[TEXT BLOCK]
= = = =
Notice to Investors, Prospective Investors and the Investment Community

 

Cautionary Information Regarding Forward-Looking Statements

Statements in this press release regarding the proposed merger of First Data Corporation and Concord EFS, Inc. which are not historical facts, including expectations of financial results for the combined companies (e.g., projections regarding revenue, earnings, cash flow and cost savings), are “forward-looking statements.” All forward-looking statements are inherently uncertain as they are based on various expectations and assumptions concerning future events and they are subject to numerous known and unknown risks and uncertainties, which could cause actual events or results to differ materially from those projected. Investors are cautioned not to place undue reliance on these forward-looking statements and any such forward-looking statements are qualified in their entirety by reference to the following cautionary statements.

 

Important factors upon which the forward-looking statements presented in this release are premised include: (a) receipt of regulatory and shareholder approvals without unexpected delays or conditions; (b) timely implementation and execution of merger integration plans; (c) the ability to implement comprehensive plans for asset rationalization; (d) the successful integration of the IT systems and elimination of duplicative overhead and IT costs without unexpected costs or delays; (e) retention of customers and critical employees; (f) successfully leveraging First Data/Concord’s comprehensive product offering to the combined customer base; (g) continued growth at rates approximating recent levels for card-based payment transactions and other product markets; (h) no unanticipated changes in laws, regulations, credit card association rules or other industry standards affecting First Data/Concord’s businesses which require significant product redevelopment efforts, reduce the market for or value of its products or render products obsolete; (i) no unanticipated developments relating to previously disclosed lawsuits or similar matters; (j) successful management of any impact from slowing economic conditions or consumer spending; (k) no catastrophic events that could impact First Data/Concord’s or its major customer’s operating facilities, communication systems and technology or that has a material negative impact on current economic conditions or levels of consumer spending; (l) no material breach of security of any First Data/Concord’s systems; and (m) successfully managing the potential both for patent protection and patent liability in the context of rapidly developing legal framework for expansive software patent protection. In addition, the ability of First Data/Concord to achieve the expected revenues, accretion and synergy savings also will be affected by the effects of competition (in particular the response to the proposed transaction in the marketplace), the effects of general economic and other factors beyond the control of First Data/Concord, and other risks and uncertainties described from time to time in First Data/Concord’s public filings with United States Securities and Exchange Commission.
= = = =
[Layout element entries]
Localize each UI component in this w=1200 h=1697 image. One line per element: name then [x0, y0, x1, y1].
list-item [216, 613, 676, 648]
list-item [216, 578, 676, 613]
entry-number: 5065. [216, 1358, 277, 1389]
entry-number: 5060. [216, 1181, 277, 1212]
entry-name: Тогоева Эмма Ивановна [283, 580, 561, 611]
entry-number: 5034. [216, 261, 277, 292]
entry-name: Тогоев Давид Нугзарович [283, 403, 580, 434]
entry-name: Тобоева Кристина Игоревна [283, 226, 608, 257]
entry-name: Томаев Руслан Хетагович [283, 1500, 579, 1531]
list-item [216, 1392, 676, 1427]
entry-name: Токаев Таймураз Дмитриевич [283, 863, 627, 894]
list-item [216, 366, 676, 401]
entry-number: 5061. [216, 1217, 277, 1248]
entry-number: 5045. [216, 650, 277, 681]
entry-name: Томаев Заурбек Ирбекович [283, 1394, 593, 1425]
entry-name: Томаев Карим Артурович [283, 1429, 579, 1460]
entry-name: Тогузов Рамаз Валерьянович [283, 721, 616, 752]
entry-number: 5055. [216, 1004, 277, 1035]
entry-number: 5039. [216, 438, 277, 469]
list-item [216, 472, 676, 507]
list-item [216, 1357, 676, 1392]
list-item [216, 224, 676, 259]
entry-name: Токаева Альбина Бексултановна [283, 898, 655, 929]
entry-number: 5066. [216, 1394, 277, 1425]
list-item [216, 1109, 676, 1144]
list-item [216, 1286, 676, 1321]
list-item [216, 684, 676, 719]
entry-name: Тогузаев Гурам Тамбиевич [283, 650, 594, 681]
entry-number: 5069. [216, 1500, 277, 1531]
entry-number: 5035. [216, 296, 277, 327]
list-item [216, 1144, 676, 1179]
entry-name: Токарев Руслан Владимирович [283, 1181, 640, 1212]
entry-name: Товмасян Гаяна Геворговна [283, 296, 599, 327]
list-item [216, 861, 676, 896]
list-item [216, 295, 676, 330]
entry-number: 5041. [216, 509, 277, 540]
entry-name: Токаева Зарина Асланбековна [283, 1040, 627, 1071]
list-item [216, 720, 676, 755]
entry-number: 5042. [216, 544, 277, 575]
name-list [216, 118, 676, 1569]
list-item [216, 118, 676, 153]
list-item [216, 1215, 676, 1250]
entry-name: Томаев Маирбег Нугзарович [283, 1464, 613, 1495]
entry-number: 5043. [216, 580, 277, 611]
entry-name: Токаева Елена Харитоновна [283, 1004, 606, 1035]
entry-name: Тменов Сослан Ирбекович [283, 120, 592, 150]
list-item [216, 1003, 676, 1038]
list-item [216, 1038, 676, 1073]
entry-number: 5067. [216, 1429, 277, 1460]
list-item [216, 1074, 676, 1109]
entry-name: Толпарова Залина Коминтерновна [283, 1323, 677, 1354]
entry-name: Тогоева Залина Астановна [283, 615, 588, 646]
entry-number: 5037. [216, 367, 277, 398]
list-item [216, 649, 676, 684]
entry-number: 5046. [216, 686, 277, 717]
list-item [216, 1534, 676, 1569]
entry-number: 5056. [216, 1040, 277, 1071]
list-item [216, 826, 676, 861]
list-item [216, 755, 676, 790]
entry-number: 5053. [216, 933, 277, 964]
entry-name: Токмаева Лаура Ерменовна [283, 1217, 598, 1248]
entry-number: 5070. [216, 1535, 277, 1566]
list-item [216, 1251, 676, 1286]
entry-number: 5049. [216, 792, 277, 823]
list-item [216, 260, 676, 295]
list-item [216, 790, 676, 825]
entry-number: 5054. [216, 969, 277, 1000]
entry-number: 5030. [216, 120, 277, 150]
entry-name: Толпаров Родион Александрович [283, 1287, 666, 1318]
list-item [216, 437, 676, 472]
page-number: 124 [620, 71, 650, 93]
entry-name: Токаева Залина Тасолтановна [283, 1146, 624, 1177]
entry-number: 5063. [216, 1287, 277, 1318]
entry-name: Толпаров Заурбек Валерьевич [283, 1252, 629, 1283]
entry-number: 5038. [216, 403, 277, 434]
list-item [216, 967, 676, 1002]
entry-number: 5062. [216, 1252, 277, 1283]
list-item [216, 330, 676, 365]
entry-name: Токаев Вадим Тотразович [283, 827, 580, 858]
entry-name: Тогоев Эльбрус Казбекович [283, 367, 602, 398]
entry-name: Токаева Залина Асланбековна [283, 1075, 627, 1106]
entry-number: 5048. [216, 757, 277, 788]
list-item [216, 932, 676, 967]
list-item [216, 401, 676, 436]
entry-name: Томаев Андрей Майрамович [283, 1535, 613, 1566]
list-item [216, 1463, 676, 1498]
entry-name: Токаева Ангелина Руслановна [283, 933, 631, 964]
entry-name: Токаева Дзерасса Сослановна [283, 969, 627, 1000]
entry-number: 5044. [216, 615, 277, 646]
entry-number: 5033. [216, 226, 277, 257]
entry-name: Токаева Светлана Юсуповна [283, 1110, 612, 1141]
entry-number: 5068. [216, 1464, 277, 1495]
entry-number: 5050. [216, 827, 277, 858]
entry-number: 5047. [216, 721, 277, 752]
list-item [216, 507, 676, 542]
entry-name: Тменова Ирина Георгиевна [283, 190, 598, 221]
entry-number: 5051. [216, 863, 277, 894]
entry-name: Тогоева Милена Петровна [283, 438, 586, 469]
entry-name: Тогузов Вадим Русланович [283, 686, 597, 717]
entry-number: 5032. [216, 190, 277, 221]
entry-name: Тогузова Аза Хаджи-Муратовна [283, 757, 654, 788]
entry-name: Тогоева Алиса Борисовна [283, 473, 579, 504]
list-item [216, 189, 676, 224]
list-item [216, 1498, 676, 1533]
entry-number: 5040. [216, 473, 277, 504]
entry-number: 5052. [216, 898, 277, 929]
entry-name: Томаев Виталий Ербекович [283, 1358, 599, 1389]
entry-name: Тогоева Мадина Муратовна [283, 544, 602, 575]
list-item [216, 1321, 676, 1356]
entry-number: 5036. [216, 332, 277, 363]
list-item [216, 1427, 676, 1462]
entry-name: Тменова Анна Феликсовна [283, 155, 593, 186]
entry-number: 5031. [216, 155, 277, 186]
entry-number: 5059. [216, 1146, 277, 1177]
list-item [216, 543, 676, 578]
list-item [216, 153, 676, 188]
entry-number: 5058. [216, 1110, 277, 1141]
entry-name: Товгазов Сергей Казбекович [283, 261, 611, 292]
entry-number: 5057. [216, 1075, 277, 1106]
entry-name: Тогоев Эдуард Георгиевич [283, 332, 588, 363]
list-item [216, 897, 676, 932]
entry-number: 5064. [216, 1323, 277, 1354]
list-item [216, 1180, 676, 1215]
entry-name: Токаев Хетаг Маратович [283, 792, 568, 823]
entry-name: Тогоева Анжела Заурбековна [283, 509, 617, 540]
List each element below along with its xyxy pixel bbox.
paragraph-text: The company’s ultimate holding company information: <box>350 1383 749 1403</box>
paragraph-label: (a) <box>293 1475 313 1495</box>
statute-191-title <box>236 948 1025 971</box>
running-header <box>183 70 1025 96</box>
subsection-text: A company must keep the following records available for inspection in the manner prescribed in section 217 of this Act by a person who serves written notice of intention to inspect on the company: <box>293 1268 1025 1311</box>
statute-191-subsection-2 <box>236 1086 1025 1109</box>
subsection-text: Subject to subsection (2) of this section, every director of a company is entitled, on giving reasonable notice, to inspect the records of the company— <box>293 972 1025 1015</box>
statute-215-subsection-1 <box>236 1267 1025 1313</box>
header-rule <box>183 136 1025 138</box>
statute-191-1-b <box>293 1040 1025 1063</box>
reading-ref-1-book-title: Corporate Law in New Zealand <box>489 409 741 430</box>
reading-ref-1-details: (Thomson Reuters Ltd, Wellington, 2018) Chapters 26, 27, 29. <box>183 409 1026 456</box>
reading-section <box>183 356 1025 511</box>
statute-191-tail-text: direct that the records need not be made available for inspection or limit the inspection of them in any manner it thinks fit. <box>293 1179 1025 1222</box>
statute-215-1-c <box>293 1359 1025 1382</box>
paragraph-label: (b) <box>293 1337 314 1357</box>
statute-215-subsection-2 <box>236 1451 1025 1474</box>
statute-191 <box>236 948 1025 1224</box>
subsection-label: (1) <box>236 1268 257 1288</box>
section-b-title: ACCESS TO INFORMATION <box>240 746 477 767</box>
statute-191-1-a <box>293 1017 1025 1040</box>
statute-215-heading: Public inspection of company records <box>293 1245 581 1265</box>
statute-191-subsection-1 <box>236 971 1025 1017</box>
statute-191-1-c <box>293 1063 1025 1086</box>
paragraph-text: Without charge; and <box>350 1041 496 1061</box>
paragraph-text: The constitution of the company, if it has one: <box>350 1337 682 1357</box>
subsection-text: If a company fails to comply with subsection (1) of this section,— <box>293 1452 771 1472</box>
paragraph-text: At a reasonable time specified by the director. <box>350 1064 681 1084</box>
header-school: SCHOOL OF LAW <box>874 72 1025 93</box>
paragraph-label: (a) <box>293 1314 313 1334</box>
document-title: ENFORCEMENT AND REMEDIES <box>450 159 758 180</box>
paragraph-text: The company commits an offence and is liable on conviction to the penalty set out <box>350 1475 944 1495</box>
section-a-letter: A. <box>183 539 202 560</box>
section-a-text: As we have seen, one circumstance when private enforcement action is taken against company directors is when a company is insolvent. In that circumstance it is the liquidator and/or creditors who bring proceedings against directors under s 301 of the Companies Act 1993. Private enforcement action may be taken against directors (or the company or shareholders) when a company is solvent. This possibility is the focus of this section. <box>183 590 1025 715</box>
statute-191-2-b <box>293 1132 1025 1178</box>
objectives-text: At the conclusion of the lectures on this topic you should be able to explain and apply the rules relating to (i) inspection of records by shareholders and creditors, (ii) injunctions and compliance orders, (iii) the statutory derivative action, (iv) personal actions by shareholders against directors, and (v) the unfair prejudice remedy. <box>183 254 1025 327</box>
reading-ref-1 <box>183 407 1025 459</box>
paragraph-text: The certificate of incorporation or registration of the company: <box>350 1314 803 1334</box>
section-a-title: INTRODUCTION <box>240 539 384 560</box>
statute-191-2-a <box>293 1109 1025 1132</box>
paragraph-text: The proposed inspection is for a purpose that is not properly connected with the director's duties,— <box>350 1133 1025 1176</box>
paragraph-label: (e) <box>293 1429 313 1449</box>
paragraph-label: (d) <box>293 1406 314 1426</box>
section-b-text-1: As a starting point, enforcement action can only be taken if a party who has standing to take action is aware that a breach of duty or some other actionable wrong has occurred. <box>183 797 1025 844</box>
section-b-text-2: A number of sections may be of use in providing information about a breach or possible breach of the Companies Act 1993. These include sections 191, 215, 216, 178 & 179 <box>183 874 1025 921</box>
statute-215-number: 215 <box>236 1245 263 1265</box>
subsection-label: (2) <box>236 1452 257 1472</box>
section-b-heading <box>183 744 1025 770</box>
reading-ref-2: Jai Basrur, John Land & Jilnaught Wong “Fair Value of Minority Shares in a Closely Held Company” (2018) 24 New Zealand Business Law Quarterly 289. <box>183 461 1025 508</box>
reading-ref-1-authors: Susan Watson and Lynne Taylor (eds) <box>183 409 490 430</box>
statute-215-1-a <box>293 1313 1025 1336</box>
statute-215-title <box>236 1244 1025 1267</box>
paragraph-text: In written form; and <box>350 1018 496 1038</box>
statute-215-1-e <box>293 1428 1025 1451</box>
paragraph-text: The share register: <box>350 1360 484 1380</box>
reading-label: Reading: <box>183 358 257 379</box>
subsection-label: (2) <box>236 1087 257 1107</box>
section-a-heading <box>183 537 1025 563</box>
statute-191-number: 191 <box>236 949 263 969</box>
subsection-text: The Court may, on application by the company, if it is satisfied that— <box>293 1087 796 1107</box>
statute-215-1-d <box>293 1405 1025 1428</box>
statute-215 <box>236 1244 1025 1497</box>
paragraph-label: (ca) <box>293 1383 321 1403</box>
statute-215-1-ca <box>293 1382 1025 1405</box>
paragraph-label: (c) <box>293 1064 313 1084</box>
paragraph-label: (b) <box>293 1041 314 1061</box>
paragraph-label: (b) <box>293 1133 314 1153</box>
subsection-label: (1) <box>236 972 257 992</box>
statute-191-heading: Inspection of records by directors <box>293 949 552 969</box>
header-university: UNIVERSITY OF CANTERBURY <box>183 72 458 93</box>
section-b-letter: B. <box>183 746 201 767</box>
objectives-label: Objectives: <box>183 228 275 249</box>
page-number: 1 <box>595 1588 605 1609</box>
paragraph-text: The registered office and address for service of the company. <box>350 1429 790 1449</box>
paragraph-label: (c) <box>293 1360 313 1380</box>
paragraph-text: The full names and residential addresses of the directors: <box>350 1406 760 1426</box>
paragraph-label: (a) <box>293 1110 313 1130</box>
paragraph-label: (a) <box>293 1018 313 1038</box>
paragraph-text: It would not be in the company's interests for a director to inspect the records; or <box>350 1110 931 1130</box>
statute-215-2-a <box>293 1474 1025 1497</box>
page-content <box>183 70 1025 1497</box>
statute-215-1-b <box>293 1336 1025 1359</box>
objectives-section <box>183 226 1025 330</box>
= = = =
[TASKS AND EXERCISES]
1 – Retype the stretch of the forward-looking statements notice from "Cautionary Information Regarding" through "following cautionary statements.".
2 – Say whether each statement agrees with the forward-looking statements notice. Answer yes or no, and quote the words that decide it.
(a) The proposed merger is between First Data Corporation and Concord EFS, Inc.
(b) The notice says forward-looking statements are free of uncertainty.
(c) Retention of customers and critical employees is one of the listed factors.
3 – Answer these questions from the forward-looking statements notice.
(a) What four kinds of projections are given as examples of expected financial results?
(b) What does factor (l) rule out?
(c) With which agency are the public filings that describe other risks made?

[ANSWERS PER TASK]
1 –
Cautionary Information Regarding Forward-Looking Statements

Statements in this press release regarding the proposed merger of First Data Corporation and Concord EFS, Inc. which are not historical facts, including expectations of financial results for the combined companies (e.g., projections regarding revenue, earnings, cash flow and cost savings), are “forward-looking statements.” All forward-looking statements are inherently uncertain as they are based on various expectations and assumptions concerning future events and they are subject to numerous known and unknown risks and uncertainties, which could cause actual events or results to differ materially from those projected. Investors are cautioned not to place undue reliance on these forward-looking statements and any such forward-looking statements are qualified in their entirety by reference to the following cautionary statements.

2 –
(a) Yes: "the proposed merger of First Data Corporation and Concord EFS, Inc."
(b) No: "All forward-looking statements are inherently uncertain"
(c) Yes: "(e) retention of customers and critical employees"

3 –
(a) Revenue, earnings, cash flow and cost savings.
(b) A material breach of security of any of First Data/Concord's systems.
(c) The United States Securities and Exchange Commission.